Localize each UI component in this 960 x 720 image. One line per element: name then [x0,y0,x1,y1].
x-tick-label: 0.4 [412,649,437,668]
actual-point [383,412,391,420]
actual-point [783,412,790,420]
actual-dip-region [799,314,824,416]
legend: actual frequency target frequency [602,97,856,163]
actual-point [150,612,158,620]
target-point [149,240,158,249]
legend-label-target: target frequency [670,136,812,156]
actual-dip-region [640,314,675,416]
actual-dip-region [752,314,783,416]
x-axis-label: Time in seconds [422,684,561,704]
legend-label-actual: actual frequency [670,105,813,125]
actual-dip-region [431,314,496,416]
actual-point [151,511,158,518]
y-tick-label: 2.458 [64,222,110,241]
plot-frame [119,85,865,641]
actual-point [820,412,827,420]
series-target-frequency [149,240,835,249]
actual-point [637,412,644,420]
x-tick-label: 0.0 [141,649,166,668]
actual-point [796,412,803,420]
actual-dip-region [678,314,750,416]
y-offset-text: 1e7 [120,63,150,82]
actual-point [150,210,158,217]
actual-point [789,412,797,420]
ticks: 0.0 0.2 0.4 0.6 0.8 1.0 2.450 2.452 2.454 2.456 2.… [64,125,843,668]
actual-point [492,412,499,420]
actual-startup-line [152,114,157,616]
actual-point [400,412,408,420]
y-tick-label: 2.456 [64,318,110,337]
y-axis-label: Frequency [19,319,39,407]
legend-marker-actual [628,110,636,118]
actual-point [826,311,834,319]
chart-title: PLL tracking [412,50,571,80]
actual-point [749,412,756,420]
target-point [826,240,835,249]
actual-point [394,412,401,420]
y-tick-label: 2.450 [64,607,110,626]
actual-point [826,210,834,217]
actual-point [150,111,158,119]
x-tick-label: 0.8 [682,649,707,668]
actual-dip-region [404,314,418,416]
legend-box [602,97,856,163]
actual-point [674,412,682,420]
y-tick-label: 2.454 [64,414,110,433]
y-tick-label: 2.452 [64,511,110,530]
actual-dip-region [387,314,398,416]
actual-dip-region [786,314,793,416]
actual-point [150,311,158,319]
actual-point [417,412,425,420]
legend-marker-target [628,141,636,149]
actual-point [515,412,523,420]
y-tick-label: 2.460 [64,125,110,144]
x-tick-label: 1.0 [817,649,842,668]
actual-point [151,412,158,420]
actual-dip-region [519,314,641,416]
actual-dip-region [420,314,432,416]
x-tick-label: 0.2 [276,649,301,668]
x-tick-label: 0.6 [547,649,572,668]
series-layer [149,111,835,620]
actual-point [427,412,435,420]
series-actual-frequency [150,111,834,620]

☆ ☆ ☆ ☆ ☆ ☆ ☆

#### Task details:
Copy out every line above word for word, from the first to the last.

#### Written answer:
Localize each UI component in this 960 x 720 image. One line per element: name then [x0,y0,x1,y1].
x-tick-label: 0.4 [412,649,437,668]
actual-point [383,412,391,420]
actual-point [783,412,790,420]
actual-dip-region [799,314,824,416]
legend: actual frequency target frequency [602,97,856,163]
actual-point [150,612,158,620]
target-point [149,240,158,249]
legend-label-target: target frequency [670,136,812,156]
actual-dip-region [640,314,675,416]
actual-dip-region [752,314,783,416]
x-axis-label: Time in seconds [422,684,561,704]
legend-label-actual: actual frequency [670,105,813,125]
actual-dip-region [431,314,496,416]
actual-point [151,511,158,518]
y-tick-label: 2.458 [64,222,110,241]
plot-frame [119,85,865,641]
actual-point [820,412,827,420]
series-target-frequency [149,240,835,249]
actual-point [637,412,644,420]
x-tick-label: 0.0 [141,649,166,668]
actual-point [796,412,803,420]
actual-dip-region [678,314,750,416]
y-offset-text: 1e7 [120,63,150,82]
actual-point [150,210,158,217]
actual-point [789,412,797,420]
ticks: 0.0 0.2 0.4 0.6 0.8 1.0 2.450 2.452 2.454 2.456 2.… [64,125,843,668]
actual-point [492,412,499,420]
actual-startup-line [152,114,157,616]
actual-point [400,412,408,420]
y-tick-label: 2.456 [64,318,110,337]
y-axis-label: Frequency [19,319,39,407]
legend-marker-actual [628,110,636,118]
actual-point [826,311,834,319]
chart-title: PLL tracking [412,50,571,80]
actual-point [749,412,756,420]
target-point [826,240,835,249]
actual-point [394,412,401,420]
y-tick-label: 2.450 [64,607,110,626]
actual-point [826,210,834,217]
actual-point [150,111,158,119]
x-tick-label: 0.8 [682,649,707,668]
actual-dip-region [404,314,418,416]
legend-box [602,97,856,163]
actual-point [674,412,682,420]
y-tick-label: 2.454 [64,414,110,433]
y-tick-label: 2.452 [64,511,110,530]
actual-dip-region [387,314,398,416]
actual-dip-region [786,314,793,416]
actual-point [150,311,158,319]
actual-point [417,412,425,420]
legend-marker-target [628,141,636,149]
actual-point [515,412,523,420]
y-tick-label: 2.460 [64,125,110,144]
x-tick-label: 1.0 [817,649,842,668]
actual-point [151,412,158,420]
actual-dip-region [519,314,641,416]
actual-dip-region [420,314,432,416]
x-tick-label: 0.2 [276,649,301,668]
x-tick-label: 0.6 [547,649,572,668]
series-layer [149,111,835,620]
actual-point [427,412,435,420]
series-actual-frequency [150,111,834,620]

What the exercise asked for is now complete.